WRITTEN TASK =
Each line that follows is to be retyped exactly.

────────────────────────────────────────

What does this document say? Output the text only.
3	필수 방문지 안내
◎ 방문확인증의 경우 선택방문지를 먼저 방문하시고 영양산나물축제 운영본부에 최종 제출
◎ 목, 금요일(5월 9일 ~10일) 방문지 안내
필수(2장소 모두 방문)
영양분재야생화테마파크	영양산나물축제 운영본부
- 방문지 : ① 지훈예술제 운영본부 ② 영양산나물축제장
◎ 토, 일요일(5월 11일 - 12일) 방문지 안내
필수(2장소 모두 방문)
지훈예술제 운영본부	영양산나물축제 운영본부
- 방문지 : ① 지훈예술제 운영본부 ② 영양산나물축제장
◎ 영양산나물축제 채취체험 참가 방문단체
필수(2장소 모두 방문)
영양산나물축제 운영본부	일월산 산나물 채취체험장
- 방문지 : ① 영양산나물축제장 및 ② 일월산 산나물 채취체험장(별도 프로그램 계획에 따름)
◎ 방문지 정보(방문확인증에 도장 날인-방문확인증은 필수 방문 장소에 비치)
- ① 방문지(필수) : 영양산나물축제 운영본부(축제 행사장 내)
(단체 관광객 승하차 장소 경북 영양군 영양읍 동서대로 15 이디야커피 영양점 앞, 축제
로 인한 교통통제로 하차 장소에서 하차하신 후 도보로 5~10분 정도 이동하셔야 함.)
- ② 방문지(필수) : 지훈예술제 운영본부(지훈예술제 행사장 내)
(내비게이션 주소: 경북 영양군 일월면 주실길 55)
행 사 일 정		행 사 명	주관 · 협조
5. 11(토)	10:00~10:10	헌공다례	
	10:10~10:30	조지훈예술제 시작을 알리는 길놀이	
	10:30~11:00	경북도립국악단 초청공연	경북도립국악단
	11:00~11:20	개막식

────────────────────────────────────────

EXERCISE SOLUTION =
What does this document say? Output the text only.
3	필수 방문지 안내
◎ 방문확인증의 경우 선택방문지를 먼저 방문하시고 영양산나물축제 운영본부에 최종 제출
◎ 목, 금요일(5월 9일 ~10일) 방문지 안내
필수(2장소 모두 방문)
영양분재야생화테마파크	영양산나물축제 운영본부
- 방문지 : ① 지훈예술제 운영본부 ② 영양산나물축제장
◎ 토, 일요일(5월 11일 - 12일) 방문지 안내
필수(2장소 모두 방문)
지훈예술제 운영본부	영양산나물축제 운영본부
- 방문지 : ① 지훈예술제 운영본부 ② 영양산나물축제장
◎ 영양산나물축제 채취체험 참가 방문단체
필수(2장소 모두 방문)
영양산나물축제 운영본부	일월산 산나물 채취체험장
- 방문지 : ① 영양산나물축제장 및 ② 일월산 산나물 채취체험장(별도 프로그램 계획에 따름)
◎ 방문지 정보(방문확인증에 도장 날인-방문확인증은 필수 방문 장소에 비치)
- ① 방문지(필수) : 영양산나물축제 운영본부(축제 행사장 내)
(단체 관광객 승하차 장소 경북 영양군 영양읍 동서대로 15 이디야커피 영양점 앞, 축제
로 인한 교통통제로 하차 장소에서 하차하신 후 도보로 5~10분 정도 이동하셔야 함.)
- ② 방문지(필수) : 지훈예술제 운영본부(지훈예술제 행사장 내)
(내비게이션 주소: 경북 영양군 일월면 주실길 55)
행 사 일 정		행 사 명	주관 · 협조
5. 11(토)	10:00~10:10	헌공다례	
	10:10~10:30	조지훈예술제 시작을 알리는 길놀이	
	10:30~11:00	경북도립국악단 초청공연	경북도립국악단
	11:00~11:20	개막식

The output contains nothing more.